§ **Task brief**
Look through the records that follow. Copy every line containing the word "ONDREJOV".

• • • • •

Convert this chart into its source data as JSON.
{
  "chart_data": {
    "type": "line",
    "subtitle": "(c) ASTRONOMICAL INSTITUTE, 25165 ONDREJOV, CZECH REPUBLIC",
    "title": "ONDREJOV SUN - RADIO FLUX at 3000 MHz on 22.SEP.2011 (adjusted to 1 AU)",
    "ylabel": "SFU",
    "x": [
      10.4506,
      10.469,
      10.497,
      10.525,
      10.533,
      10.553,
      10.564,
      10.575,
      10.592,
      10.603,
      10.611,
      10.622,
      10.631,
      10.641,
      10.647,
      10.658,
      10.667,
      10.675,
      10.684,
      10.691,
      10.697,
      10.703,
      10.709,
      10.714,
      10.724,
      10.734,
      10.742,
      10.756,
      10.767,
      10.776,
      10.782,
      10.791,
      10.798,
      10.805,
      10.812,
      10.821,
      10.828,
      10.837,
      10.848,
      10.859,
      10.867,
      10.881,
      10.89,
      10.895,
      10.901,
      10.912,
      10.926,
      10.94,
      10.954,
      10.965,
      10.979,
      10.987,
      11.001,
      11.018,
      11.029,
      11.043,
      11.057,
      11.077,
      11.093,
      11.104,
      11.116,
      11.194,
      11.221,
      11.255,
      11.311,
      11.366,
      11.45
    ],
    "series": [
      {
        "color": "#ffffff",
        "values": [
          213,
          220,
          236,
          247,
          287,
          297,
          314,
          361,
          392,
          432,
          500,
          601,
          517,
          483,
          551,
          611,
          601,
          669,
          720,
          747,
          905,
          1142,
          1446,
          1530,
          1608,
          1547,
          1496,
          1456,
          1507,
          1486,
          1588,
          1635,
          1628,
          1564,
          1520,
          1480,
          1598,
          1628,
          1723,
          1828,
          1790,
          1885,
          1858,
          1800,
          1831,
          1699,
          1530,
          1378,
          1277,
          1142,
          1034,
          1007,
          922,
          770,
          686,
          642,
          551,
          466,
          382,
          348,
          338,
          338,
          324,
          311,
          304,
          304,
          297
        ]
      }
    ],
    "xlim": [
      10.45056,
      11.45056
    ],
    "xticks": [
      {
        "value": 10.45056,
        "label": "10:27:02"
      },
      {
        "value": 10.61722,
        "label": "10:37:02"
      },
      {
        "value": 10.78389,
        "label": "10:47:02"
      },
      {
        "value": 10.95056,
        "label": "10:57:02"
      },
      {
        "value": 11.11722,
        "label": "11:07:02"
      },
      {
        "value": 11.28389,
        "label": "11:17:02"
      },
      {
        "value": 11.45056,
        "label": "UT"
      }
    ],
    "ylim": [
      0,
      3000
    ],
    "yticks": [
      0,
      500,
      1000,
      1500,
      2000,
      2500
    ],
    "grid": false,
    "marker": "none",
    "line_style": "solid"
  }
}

• • • • •

§ **Worked solution**
    "subtitle": "(c) ASTRONOMICAL INSTITUTE, 25165 ONDREJOV, CZECH REPUBLIC",
    "title": "ONDREJOV SUN - RADIO FLUX at 3000 MHz on 22.SEP.2011 (adjusted to 1 AU)",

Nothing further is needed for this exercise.